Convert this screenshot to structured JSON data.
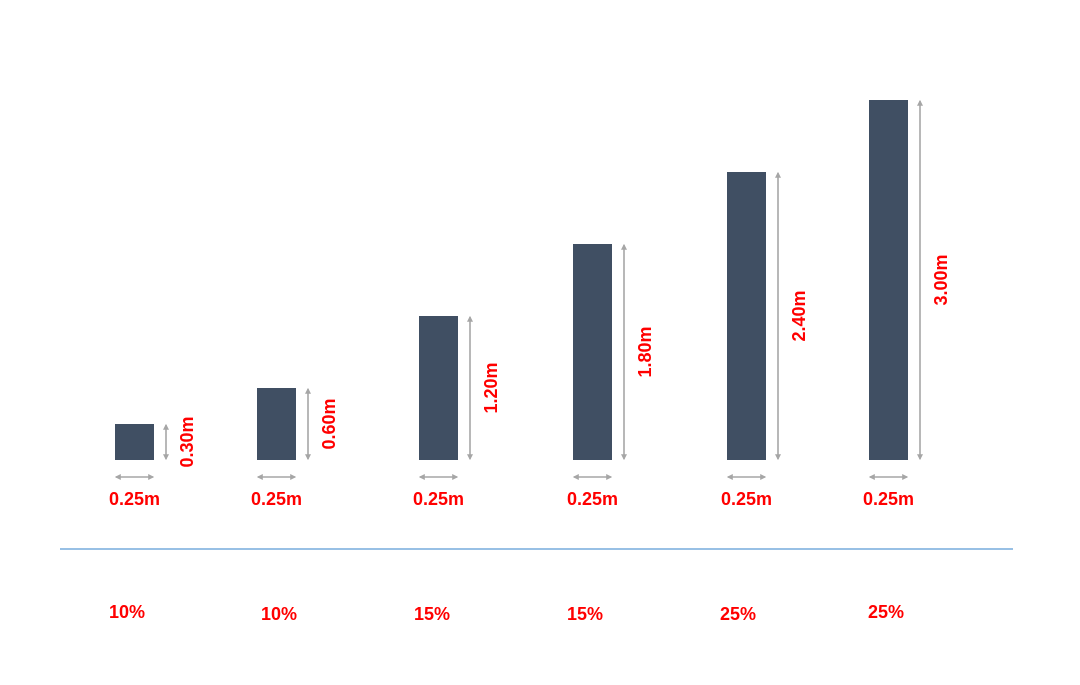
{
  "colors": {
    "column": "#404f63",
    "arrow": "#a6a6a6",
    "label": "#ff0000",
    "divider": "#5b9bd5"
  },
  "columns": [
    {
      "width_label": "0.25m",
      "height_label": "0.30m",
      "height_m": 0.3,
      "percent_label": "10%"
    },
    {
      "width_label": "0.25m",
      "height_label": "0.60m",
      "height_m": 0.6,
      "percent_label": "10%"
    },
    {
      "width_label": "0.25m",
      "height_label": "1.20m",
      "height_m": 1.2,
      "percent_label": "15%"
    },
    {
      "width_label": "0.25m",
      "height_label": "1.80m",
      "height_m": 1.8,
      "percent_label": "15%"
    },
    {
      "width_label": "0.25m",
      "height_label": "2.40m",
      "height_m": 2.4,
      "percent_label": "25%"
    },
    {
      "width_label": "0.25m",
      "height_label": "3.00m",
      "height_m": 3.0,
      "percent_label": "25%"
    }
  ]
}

━━━━━━━━━━

GOAL OF THE EXERCISE: Copy out all the entries exactly. Images stay out of the copy.

REPLY TO THE TASK:
Convert this screenshot to structured JSON data.
{
  "colors": {
    "column": "#404f63",
    "arrow": "#a6a6a6",
    "label": "#ff0000",
    "divider": "#5b9bd5"
  },
  "columns": [
    {
      "width_label": "0.25m",
      "height_label": "0.30m",
      "height_m": 0.3,
      "percent_label": "10%"
    },
    {
      "width_label": "0.25m",
      "height_label": "0.60m",
      "height_m": 0.6,
      "percent_label": "10%"
    },
    {
      "width_label": "0.25m",
      "height_label": "1.20m",
      "height_m": 1.2,
      "percent_label": "15%"
    },
    {
      "width_label": "0.25m",
      "height_label": "1.80m",
      "height_m": 1.8,
      "percent_label": "15%"
    },
    {
      "width_label": "0.25m",
      "height_label": "2.40m",
      "height_m": 2.4,
      "percent_label": "25%"
    },
    {
      "width_label": "0.25m",
      "height_label": "3.00m",
      "height_m": 3.0,
      "percent_label": "25%"
    }
  ]
}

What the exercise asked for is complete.